- Items from a dataset
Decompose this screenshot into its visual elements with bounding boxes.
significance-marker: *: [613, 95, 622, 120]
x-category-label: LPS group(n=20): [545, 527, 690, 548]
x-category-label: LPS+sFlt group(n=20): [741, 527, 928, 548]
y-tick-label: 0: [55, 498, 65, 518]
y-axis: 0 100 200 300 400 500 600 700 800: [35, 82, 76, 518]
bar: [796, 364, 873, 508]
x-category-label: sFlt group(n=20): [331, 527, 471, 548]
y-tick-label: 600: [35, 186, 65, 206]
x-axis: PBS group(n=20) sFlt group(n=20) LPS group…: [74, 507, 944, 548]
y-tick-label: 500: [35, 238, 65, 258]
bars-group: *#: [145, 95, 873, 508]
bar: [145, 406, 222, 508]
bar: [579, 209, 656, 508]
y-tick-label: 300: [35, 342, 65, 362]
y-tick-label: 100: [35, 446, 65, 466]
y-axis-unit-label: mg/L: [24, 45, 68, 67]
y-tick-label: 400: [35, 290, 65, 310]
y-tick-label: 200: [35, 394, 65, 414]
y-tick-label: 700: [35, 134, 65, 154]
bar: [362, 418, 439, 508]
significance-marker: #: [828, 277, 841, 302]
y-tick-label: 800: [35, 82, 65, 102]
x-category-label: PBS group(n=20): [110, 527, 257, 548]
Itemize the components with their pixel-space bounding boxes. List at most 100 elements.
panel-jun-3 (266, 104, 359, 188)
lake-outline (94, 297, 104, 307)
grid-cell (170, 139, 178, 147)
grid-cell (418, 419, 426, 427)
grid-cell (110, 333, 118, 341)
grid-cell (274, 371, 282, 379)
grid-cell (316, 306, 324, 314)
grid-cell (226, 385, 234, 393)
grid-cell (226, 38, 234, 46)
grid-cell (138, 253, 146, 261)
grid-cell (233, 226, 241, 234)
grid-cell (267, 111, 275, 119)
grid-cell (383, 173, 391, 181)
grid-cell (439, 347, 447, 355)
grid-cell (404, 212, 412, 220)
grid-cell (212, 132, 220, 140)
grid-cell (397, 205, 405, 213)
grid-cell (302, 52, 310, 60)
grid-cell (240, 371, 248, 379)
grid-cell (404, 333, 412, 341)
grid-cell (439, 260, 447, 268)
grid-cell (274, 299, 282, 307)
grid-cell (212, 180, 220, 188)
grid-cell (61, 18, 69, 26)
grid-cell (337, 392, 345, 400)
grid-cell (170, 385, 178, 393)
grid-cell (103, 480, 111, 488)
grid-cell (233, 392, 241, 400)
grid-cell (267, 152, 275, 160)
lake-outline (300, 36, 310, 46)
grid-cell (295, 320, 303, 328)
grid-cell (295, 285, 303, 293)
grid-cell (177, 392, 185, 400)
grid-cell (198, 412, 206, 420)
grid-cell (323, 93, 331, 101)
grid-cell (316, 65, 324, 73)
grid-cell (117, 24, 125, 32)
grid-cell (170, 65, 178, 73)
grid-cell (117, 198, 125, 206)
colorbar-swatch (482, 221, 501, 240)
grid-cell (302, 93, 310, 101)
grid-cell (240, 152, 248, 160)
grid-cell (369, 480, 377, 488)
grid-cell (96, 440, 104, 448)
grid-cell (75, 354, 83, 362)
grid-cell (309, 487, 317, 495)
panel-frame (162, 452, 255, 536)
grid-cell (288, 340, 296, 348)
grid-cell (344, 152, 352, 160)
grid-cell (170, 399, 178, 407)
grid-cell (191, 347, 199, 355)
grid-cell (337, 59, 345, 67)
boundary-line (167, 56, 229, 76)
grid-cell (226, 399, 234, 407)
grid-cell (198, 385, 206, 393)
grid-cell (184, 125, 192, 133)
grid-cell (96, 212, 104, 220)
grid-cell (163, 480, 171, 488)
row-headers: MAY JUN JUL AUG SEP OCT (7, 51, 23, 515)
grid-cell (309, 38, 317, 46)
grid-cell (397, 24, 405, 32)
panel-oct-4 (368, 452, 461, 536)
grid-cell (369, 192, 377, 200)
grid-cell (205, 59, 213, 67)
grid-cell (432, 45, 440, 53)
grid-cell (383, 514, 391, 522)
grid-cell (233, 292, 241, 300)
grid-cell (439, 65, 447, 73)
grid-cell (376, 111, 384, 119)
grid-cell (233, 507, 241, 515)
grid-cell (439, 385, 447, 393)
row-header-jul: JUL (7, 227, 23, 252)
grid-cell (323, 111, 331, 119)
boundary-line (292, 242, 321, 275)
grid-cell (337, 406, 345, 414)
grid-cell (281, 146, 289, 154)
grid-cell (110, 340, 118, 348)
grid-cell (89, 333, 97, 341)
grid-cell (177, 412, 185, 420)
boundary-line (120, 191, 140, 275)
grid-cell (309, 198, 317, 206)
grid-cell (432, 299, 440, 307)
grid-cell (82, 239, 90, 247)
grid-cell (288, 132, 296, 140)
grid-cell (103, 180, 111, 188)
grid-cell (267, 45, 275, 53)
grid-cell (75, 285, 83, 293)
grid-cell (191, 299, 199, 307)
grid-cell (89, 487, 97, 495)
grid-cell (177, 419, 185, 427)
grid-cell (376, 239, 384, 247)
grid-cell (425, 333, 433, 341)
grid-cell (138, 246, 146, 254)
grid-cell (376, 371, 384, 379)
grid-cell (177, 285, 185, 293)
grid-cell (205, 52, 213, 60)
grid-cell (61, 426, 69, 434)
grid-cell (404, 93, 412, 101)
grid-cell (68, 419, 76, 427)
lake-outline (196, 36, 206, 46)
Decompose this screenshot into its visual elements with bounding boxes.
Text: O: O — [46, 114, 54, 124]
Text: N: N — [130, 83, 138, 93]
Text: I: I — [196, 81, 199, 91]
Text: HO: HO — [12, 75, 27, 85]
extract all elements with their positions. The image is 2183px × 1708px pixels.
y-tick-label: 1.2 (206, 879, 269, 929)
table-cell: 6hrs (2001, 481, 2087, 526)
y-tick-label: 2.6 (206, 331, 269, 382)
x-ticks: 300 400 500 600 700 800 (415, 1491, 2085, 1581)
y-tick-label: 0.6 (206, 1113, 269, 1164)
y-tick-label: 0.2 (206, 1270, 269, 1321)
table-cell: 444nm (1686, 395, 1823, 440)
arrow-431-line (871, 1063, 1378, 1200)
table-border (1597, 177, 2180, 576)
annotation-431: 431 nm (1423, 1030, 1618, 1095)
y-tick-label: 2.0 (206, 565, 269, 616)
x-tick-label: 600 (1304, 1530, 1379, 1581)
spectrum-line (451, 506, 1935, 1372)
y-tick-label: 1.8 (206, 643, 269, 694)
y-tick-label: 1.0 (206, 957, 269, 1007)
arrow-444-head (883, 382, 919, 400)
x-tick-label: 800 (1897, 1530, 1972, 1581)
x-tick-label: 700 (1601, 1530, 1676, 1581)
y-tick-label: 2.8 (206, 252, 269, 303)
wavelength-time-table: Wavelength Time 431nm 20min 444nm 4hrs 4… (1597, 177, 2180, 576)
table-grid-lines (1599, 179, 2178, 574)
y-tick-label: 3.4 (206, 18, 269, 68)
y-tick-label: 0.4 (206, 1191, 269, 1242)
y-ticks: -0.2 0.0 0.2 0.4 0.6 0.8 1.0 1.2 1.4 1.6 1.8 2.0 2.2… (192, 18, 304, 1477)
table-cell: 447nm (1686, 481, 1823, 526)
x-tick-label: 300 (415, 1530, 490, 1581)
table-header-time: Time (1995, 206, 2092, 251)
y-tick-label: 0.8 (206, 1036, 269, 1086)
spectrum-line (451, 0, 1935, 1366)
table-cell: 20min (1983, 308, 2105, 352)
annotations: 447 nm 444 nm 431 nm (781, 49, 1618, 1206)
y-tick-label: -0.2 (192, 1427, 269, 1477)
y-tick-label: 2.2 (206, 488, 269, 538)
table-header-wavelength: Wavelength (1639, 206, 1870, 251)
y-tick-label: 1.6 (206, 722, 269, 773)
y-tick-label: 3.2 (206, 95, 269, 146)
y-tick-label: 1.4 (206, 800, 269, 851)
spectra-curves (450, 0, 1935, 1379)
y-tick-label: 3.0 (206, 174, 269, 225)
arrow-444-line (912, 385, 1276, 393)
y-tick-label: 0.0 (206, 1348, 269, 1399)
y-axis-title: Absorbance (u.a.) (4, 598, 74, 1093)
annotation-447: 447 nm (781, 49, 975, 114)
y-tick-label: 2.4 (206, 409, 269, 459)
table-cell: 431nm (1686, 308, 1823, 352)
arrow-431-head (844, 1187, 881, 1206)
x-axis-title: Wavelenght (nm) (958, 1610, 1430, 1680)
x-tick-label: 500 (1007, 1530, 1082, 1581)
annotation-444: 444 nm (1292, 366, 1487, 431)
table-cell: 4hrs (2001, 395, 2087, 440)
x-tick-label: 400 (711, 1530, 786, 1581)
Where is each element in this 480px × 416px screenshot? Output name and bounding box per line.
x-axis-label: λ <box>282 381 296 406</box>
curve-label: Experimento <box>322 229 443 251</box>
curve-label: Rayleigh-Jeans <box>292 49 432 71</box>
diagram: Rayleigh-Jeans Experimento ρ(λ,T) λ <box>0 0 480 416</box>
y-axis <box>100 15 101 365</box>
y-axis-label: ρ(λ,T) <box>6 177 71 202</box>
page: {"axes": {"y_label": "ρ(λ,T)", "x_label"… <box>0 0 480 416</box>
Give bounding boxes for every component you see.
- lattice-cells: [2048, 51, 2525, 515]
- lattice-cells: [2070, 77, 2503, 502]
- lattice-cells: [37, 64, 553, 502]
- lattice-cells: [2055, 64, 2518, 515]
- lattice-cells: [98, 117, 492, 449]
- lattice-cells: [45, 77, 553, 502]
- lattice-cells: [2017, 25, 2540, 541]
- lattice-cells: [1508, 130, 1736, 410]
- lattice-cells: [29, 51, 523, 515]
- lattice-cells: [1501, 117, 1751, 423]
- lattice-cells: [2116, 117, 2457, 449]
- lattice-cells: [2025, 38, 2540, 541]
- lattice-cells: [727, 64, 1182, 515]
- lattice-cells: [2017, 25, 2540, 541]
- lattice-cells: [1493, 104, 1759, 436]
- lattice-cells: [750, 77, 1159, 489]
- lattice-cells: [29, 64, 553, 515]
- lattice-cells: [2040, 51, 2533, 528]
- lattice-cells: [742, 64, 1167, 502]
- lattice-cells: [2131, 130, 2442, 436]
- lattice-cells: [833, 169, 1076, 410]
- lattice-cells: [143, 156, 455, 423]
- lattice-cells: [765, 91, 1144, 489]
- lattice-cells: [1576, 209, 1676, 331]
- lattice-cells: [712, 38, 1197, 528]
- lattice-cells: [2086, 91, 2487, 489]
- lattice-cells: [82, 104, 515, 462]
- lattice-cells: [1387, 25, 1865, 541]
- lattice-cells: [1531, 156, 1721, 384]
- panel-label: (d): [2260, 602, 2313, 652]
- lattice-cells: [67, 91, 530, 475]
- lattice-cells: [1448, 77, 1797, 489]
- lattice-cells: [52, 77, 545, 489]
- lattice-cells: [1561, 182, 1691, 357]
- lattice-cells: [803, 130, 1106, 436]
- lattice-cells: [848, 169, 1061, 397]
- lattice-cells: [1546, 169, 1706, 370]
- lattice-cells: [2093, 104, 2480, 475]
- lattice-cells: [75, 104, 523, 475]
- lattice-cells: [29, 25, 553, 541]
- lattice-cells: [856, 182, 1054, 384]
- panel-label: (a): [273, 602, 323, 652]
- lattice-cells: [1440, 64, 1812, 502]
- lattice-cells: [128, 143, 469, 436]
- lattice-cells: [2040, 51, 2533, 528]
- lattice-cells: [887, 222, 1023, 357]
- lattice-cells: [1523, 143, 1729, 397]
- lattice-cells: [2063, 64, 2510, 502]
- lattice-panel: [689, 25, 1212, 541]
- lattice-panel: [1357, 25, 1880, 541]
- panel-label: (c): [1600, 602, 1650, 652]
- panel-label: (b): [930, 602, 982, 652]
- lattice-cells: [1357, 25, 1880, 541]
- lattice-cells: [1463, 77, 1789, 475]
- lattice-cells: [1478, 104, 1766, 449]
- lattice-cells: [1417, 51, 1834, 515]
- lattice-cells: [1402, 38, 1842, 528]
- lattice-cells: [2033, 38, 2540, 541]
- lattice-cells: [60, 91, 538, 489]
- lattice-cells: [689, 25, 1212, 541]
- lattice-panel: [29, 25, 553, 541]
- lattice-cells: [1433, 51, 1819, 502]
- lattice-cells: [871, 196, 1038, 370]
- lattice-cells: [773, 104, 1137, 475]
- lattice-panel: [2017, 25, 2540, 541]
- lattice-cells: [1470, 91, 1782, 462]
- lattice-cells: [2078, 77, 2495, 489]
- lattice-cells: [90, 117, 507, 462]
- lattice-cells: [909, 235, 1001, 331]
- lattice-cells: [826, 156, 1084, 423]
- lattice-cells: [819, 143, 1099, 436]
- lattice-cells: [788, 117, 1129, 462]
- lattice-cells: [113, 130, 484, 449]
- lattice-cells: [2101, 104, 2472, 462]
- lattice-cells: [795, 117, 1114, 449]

- What you have to do
Rewrite the records from their first line through the line containing "y-tick-label: 400: [35, 290, 65, 310]", with "x-category-label" changed to "x-group-label" wherever it occurs and all else unchanged. Give only those lines.

- Exercise output
Decompose this screenshot into its visual elements with bounding boxes.
significance-marker: *: [613, 95, 622, 120]
x-group-label: LPS group(n=20): [545, 527, 690, 548]
x-group-label: LPS+sFlt group(n=20): [741, 527, 928, 548]
y-tick-label: 0: [55, 498, 65, 518]
y-axis: 0 100 200 300 400 500 600 700 800: [35, 82, 76, 518]
bar: [796, 364, 873, 508]
x-group-label: sFlt group(n=20): [331, 527, 471, 548]
y-tick-label: 600: [35, 186, 65, 206]
x-axis: PBS group(n=20) sFlt group(n=20) LPS group…: [74, 507, 944, 548]
y-tick-label: 500: [35, 238, 65, 258]
bars-group: *#: [145, 95, 873, 508]
bar: [145, 406, 222, 508]
bar: [579, 209, 656, 508]
y-tick-label: 300: [35, 342, 65, 362]
y-tick-label: 100: [35, 446, 65, 466]
y-axis-unit-label: mg/L: [24, 45, 68, 67]
y-tick-label: 400: [35, 290, 65, 310]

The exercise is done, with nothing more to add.